**What is required**
For the listing below, give the count of lines containing "here", and no other text.

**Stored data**
··········
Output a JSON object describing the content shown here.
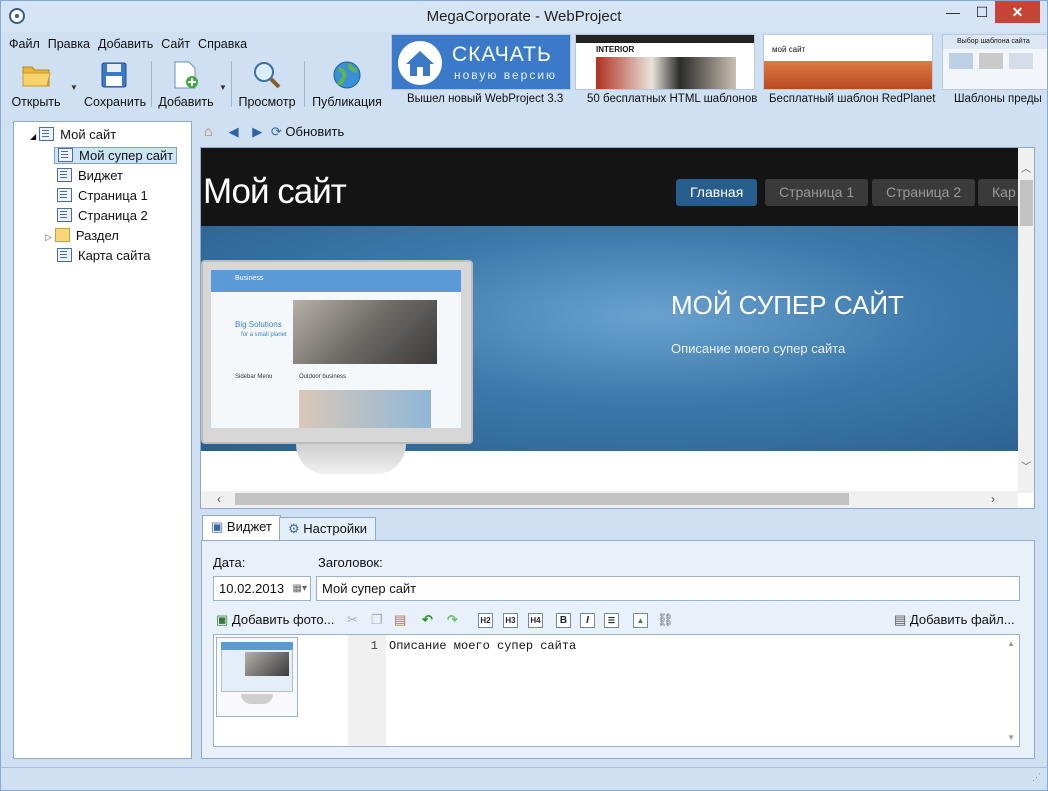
{
  "window": {
    "title": "MegaCorporate - WebProject",
    "minimize": "—",
    "maximize": "☐",
    "close": "✕"
  },
  "menu": [
    "Файл",
    "Правка",
    "Добавить",
    "Сайт",
    "Справка"
  ],
  "toolbar": {
    "open": "Открыть",
    "save": "Сохранить",
    "add": "Добавить",
    "preview": "Просмотр",
    "publish": "Публикация"
  },
  "news": [
    {
      "caption": "Вышел новый WebProject 3.3",
      "banner_title": "СКАЧАТЬ",
      "banner_sub": "новую версию"
    },
    {
      "caption": "50 бесплатных HTML шаблонов",
      "banner_title": "INTERIOR"
    },
    {
      "caption": "Бесплатный шаблон RedPlanet",
      "banner_title": "мой сайт"
    },
    {
      "caption": "Шаблоны преды",
      "banner_title": "Выбор шаблона сайта"
    }
  ],
  "tree": {
    "root": "Мой сайт",
    "items": [
      "Мой супер сайт",
      "Виджет",
      "Страница 1",
      "Страница 2",
      "Раздел",
      "Карта сайта"
    ]
  },
  "nav": {
    "refresh": "Обновить"
  },
  "preview": {
    "site_title": "Мой сайт",
    "nav_items": [
      "Главная",
      "Страница 1",
      "Страница 2",
      "Кар"
    ],
    "hero_title": "МОЙ СУПЕР САЙТ",
    "hero_desc": "Описание моего супер сайта",
    "screen_brand": "Business",
    "screen_headline": "Big Solutions",
    "screen_sub": "for a small planet",
    "screen_menu": "Sidebar Menu",
    "screen_outdoor": "Outdoor business"
  },
  "tabs": {
    "widget": "Виджет",
    "settings": "Настройки"
  },
  "editor": {
    "date_label": "Дата:",
    "date_value": "10.02.2013",
    "title_label": "Заголовок:",
    "title_value": "Мой супер сайт",
    "add_photo": "Добавить фото...",
    "add_file": "Добавить файл...",
    "h2": "H2",
    "h3": "H3",
    "h4": "H4",
    "bold": "B",
    "italic": "I",
    "line_number": "1",
    "content": "Описание моего супер сайта"
  },
  "colors": {
    "accent": "#265d8d",
    "hero": "#3c79aa",
    "header": "#141414"
  }
}
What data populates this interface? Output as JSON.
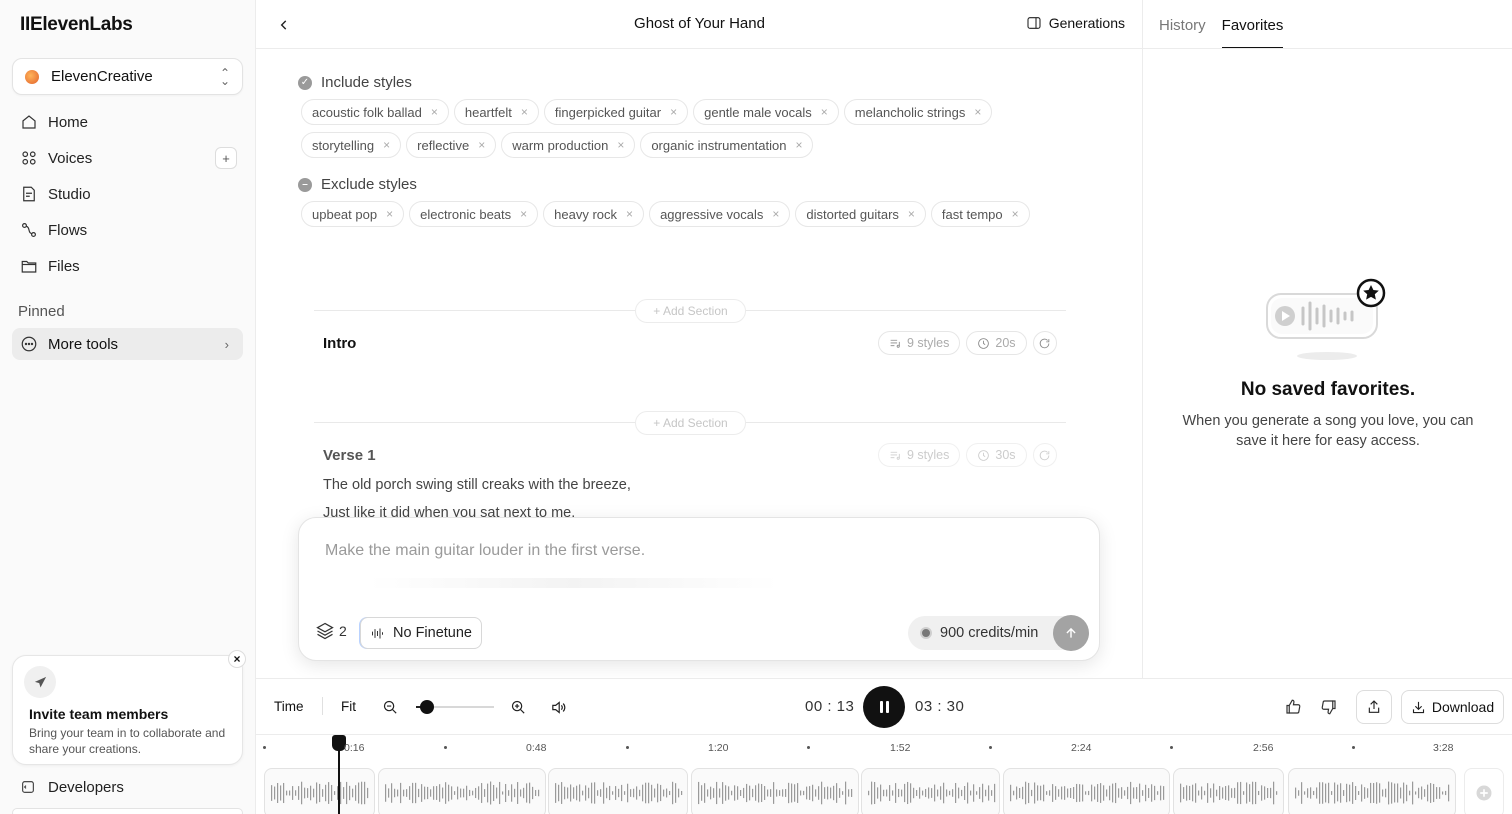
{
  "app": {
    "logo": "IIElevenLabs"
  },
  "sidebar": {
    "workspace": "ElevenCreative",
    "items": [
      {
        "label": "Home",
        "icon": "home-icon"
      },
      {
        "label": "Voices",
        "icon": "voices-icon",
        "plus": "+"
      },
      {
        "label": "Studio",
        "icon": "studio-icon"
      },
      {
        "label": "Flows",
        "icon": "flows-icon"
      },
      {
        "label": "Files",
        "icon": "files-icon"
      }
    ],
    "pinned_label": "Pinned",
    "more_tools": "More tools",
    "invite": {
      "title": "Invite team members",
      "desc": "Bring your team in to collaborate and share your creations."
    },
    "developers": "Developers"
  },
  "header": {
    "title": "Ghost of Your Hand",
    "generations": "Generations"
  },
  "right_panel": {
    "tabs": [
      "History",
      "Favorites"
    ],
    "active_tab": "Favorites",
    "empty_title": "No saved favorites.",
    "empty_desc": "When you generate a song you love, you can save it here for easy access."
  },
  "styles": {
    "include_label": "Include styles",
    "include_row1": [
      "acoustic folk ballad",
      "heartfelt",
      "fingerpicked guitar",
      "gentle male vocals",
      "melancholic strings"
    ],
    "include_row2": [
      "storytelling",
      "reflective",
      "warm production",
      "organic instrumentation"
    ],
    "exclude_label": "Exclude styles",
    "exclude": [
      "upbeat pop",
      "electronic beats",
      "heavy rock",
      "aggressive vocals",
      "distorted guitars",
      "fast tempo"
    ],
    "remove_glyph": "×"
  },
  "sections": {
    "add_label": "+ Add Section",
    "intro": {
      "title": "Intro",
      "styles": "9 styles",
      "duration": "20s"
    },
    "verse1": {
      "title": "Verse 1",
      "styles": "9 styles",
      "duration": "30s",
      "lyrics": [
        "The old porch swing still creaks with the breeze,",
        "Just like it did when you sat next to me."
      ]
    }
  },
  "prompt": {
    "placeholder": "Make the main guitar louder in the first verse.",
    "layers_count": "2",
    "finetune": "No Finetune",
    "credits": "900 credits/min"
  },
  "player": {
    "time_label": "Time",
    "fit_label": "Fit",
    "current": "00 : 13",
    "total": "03 : 30",
    "zoom_level": 0.14,
    "download": "Download"
  },
  "timeline": {
    "ticks": [
      "0:16",
      "0:48",
      "1:20",
      "1:52",
      "2:24",
      "2:56",
      "3:28"
    ],
    "playhead_time": "0:13"
  },
  "colors": {
    "accent": "#111111",
    "muted": "#9a9a9a",
    "finetune_focus": "#b9d2ff"
  }
}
··········
**Problem solution**
2